Annotated element listings:

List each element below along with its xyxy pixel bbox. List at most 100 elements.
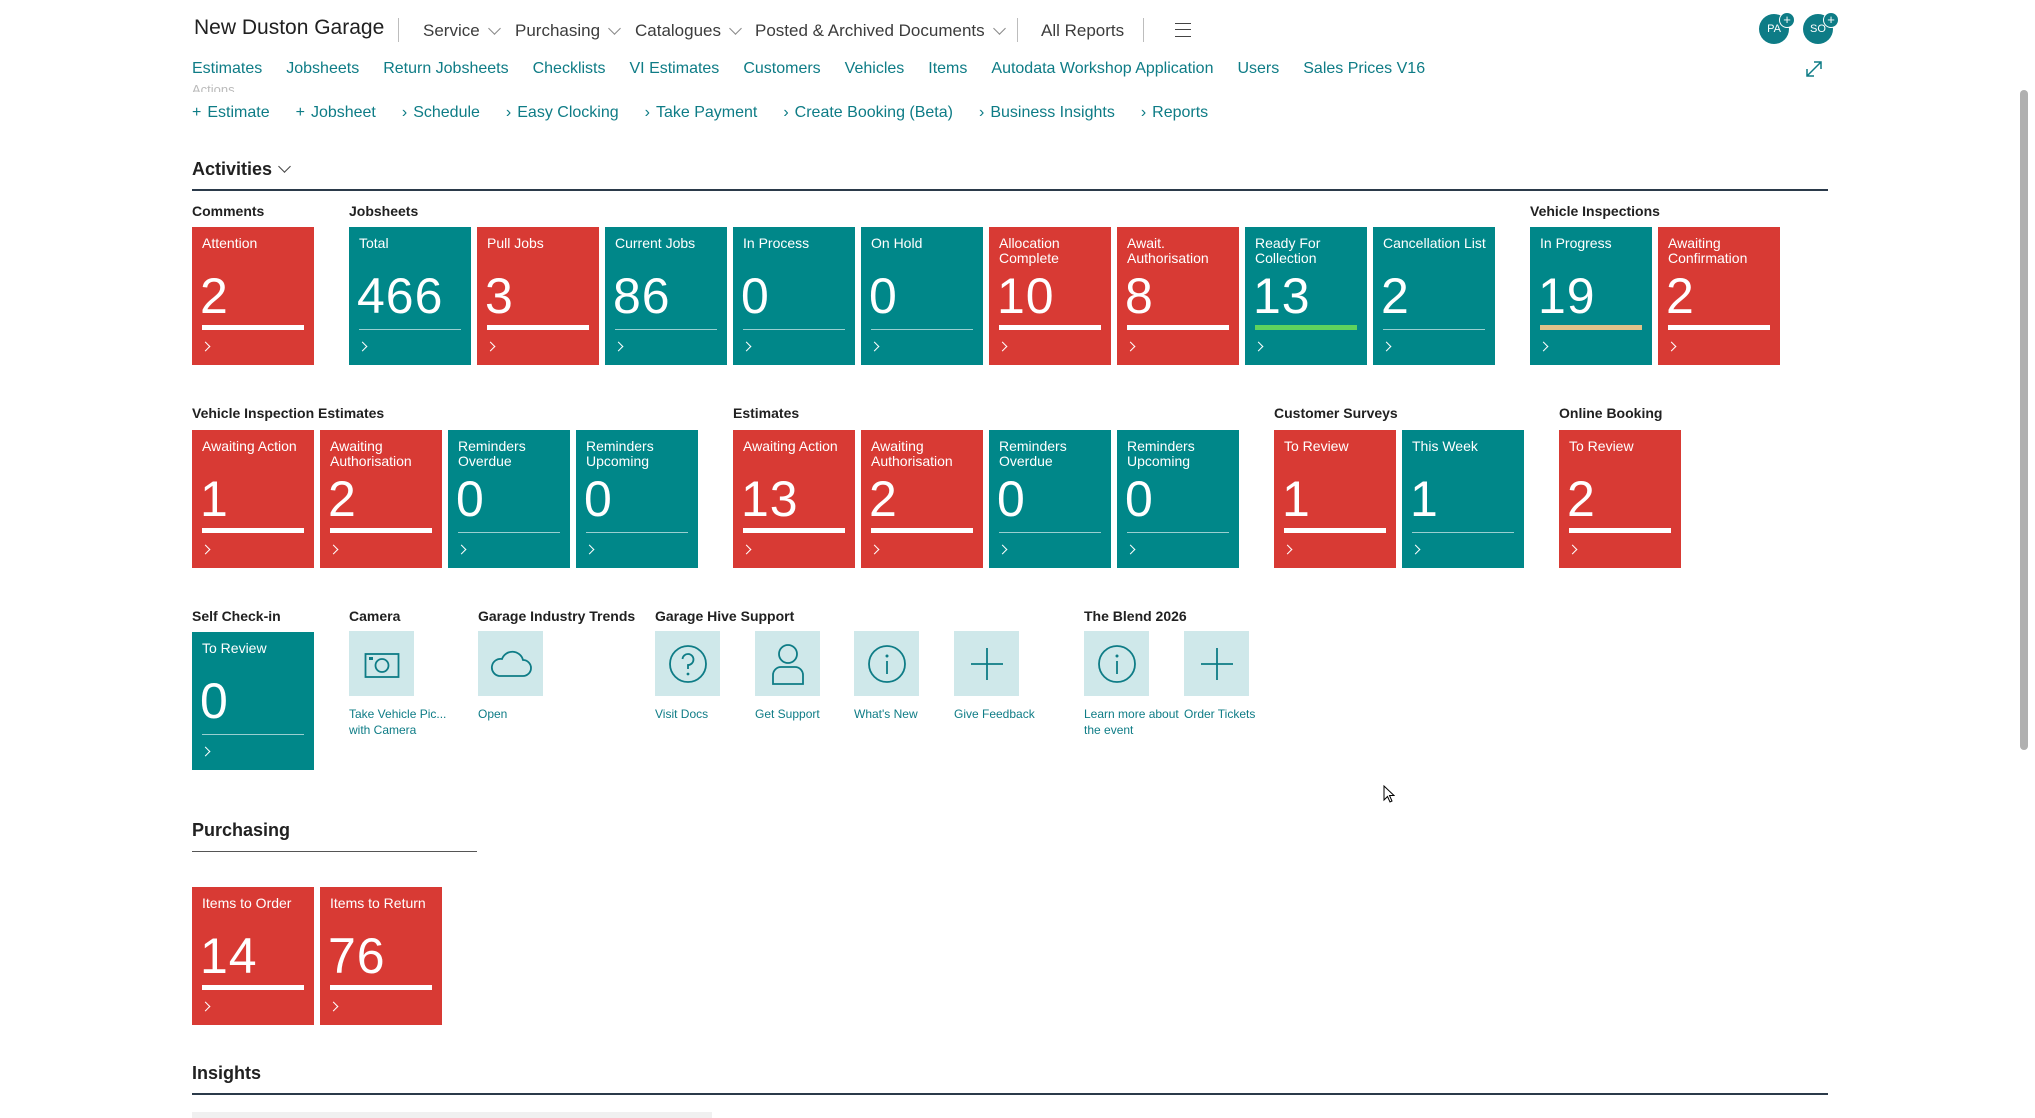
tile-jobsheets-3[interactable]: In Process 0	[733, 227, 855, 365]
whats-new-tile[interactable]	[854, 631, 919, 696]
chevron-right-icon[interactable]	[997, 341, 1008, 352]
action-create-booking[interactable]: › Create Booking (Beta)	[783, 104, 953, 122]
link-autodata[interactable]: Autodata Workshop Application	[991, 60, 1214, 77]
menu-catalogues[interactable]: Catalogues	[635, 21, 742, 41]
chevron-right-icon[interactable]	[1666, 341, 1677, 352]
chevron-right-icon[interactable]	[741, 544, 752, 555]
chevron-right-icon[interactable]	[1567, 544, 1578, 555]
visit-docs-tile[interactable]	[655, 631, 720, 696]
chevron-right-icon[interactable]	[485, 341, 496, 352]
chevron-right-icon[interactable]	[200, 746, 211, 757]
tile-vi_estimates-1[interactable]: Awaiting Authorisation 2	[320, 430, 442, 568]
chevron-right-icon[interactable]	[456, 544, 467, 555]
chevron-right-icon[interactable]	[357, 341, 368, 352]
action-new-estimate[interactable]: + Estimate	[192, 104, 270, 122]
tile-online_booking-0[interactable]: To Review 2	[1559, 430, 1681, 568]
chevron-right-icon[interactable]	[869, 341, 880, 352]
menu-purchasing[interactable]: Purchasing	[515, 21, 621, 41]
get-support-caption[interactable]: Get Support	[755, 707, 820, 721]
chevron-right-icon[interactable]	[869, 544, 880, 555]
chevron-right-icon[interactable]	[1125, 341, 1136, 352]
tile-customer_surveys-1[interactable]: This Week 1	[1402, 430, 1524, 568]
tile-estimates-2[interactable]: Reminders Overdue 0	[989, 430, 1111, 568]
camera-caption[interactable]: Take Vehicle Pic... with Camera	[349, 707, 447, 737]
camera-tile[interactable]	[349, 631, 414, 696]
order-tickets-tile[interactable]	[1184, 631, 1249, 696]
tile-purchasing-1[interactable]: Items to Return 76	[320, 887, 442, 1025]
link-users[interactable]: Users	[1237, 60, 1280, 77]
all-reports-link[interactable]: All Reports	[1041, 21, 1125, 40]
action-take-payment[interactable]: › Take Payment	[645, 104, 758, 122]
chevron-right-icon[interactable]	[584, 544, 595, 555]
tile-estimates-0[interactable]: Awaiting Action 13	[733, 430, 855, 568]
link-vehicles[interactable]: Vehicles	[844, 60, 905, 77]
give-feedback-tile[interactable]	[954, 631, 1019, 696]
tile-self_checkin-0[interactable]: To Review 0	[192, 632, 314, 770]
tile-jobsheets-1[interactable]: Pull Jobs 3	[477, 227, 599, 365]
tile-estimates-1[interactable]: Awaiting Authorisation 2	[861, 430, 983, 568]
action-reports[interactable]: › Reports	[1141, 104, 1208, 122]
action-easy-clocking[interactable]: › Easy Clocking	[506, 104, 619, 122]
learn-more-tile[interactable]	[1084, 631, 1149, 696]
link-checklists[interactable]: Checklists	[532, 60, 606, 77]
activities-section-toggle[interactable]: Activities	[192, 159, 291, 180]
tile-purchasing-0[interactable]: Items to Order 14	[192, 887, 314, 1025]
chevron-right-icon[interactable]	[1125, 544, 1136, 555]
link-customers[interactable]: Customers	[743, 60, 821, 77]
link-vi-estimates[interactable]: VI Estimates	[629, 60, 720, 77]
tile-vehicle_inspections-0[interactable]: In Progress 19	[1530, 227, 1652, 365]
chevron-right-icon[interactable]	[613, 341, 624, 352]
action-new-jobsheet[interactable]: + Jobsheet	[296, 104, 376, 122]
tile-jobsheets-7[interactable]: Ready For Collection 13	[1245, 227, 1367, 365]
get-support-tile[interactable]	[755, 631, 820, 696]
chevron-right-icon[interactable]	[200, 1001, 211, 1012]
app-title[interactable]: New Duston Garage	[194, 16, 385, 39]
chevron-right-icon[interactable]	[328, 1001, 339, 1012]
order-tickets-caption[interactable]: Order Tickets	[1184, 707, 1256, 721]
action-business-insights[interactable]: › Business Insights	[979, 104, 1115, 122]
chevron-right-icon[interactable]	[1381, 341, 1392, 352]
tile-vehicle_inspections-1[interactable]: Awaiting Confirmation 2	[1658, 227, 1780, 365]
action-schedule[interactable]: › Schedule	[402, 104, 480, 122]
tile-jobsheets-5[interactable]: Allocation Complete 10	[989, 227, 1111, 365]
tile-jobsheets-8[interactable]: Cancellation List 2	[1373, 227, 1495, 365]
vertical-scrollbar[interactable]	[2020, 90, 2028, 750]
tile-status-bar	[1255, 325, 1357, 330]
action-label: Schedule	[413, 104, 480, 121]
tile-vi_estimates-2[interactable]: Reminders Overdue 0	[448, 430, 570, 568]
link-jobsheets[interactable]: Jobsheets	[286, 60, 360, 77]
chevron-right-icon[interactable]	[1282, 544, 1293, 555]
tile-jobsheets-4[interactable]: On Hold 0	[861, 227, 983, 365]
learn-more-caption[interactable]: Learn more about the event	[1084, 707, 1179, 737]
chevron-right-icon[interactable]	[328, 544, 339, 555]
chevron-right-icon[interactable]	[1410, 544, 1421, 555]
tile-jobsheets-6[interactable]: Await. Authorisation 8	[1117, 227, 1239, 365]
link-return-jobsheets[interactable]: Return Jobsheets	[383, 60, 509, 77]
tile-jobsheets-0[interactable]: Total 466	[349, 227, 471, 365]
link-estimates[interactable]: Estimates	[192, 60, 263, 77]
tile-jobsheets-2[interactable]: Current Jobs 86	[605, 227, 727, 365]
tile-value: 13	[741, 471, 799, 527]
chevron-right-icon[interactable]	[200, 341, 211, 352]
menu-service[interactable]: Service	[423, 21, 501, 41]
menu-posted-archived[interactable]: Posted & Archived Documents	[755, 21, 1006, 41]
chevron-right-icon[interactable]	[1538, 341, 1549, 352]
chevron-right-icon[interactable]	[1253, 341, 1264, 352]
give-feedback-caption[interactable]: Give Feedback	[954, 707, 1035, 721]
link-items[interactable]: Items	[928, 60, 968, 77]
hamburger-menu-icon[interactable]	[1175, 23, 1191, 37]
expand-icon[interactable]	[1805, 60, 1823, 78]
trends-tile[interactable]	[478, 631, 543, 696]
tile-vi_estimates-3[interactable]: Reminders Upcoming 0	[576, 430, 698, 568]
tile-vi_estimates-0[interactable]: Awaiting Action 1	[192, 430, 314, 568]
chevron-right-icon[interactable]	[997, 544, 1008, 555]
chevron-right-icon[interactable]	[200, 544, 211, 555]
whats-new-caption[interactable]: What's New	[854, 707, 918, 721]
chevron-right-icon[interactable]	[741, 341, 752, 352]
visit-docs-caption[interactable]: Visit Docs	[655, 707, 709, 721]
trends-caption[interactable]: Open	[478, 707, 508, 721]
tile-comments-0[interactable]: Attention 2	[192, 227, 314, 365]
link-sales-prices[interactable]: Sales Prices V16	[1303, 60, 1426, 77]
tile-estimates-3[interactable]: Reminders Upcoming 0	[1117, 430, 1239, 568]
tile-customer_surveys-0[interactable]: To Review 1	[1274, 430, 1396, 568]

* * *

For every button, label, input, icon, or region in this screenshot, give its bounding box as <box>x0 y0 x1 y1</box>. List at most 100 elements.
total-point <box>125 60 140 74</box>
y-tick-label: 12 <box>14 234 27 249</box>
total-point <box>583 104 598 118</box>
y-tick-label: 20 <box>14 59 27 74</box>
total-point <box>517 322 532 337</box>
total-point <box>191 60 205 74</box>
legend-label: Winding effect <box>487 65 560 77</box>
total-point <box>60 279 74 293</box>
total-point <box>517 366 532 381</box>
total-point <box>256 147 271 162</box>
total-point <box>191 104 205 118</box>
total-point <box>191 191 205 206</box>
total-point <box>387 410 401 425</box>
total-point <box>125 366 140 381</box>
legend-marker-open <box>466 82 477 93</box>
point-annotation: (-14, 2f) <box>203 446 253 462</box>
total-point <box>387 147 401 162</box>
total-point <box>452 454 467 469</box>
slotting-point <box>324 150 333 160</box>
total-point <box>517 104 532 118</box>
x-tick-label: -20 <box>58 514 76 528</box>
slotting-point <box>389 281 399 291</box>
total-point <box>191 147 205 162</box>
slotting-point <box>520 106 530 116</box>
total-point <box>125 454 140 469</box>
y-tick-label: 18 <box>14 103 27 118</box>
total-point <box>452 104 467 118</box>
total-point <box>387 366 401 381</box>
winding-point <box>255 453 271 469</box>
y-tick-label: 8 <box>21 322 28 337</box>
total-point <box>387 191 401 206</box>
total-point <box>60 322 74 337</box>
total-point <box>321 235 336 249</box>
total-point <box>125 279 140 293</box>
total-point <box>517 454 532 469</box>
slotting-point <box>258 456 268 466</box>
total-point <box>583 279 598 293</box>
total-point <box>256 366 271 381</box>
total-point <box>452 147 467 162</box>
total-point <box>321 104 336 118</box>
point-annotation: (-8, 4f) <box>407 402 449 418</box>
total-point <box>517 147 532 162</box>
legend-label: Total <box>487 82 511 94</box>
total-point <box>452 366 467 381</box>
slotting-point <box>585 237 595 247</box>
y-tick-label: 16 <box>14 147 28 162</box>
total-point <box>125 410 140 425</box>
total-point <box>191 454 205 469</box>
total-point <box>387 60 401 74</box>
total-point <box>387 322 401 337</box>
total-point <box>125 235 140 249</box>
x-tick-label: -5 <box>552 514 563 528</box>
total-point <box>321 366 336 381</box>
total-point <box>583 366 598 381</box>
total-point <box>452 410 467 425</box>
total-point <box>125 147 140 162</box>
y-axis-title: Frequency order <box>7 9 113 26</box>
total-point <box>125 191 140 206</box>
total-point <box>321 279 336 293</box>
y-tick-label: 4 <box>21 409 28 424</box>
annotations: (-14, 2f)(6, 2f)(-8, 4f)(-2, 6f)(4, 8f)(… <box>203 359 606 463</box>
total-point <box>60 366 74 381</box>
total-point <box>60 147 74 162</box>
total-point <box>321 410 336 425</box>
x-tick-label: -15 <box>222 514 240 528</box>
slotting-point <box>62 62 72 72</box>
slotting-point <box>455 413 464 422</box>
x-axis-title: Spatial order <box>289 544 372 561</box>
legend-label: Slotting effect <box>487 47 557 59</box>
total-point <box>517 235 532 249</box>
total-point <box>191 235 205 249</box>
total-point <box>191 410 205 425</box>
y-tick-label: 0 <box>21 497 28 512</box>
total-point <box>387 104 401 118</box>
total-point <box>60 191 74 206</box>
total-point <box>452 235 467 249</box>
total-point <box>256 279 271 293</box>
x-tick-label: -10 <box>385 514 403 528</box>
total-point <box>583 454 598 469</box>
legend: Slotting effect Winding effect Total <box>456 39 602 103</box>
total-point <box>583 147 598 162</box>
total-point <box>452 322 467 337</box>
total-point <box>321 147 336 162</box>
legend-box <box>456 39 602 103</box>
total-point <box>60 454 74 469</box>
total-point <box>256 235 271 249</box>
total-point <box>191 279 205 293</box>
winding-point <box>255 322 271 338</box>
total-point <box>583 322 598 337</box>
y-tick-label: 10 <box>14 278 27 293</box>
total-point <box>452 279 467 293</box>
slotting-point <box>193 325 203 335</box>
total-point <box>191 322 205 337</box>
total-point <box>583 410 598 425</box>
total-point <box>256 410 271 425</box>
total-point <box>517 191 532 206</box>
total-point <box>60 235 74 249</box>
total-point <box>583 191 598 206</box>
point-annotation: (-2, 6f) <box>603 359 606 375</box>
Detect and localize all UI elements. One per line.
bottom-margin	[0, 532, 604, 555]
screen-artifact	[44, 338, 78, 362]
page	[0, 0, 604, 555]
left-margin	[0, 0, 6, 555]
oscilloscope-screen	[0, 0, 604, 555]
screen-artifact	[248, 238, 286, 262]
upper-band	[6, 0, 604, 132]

__Short exercise__
Copy out again the lines of the material from the one containing "tile-jobsheets-3[interactable]: In Process" through the one containing "707, 820, 721]", inclusive.

__Answer to the problem__
tile-jobsheets-3[interactable]: In Process 0	[733, 227, 855, 365]
whats-new-tile[interactable]	[854, 631, 919, 696]
chevron-right-icon[interactable]	[997, 341, 1008, 352]
action-create-booking[interactable]: › Create Booking (Beta)	[783, 104, 953, 122]
link-autodata[interactable]: Autodata Workshop Application	[991, 60, 1214, 77]
menu-catalogues[interactable]: Catalogues	[635, 21, 742, 41]
chevron-right-icon[interactable]	[1666, 341, 1677, 352]
chevron-right-icon[interactable]	[741, 544, 752, 555]
chevron-right-icon[interactable]	[1567, 544, 1578, 555]
visit-docs-tile[interactable]	[655, 631, 720, 696]
chevron-right-icon[interactable]	[485, 341, 496, 352]
chevron-right-icon[interactable]	[200, 746, 211, 757]
tile-vi_estimates-1[interactable]: Awaiting Authorisation 2	[320, 430, 442, 568]
chevron-right-icon[interactable]	[456, 544, 467, 555]
chevron-right-icon[interactable]	[357, 341, 368, 352]
action-new-estimate[interactable]: + Estimate	[192, 104, 270, 122]
tile-online_booking-0[interactable]: To Review 2	[1559, 430, 1681, 568]
chevron-right-icon[interactable]	[869, 341, 880, 352]
menu-purchasing[interactable]: Purchasing	[515, 21, 621, 41]
get-support-caption[interactable]: Get Support	[755, 707, 820, 721]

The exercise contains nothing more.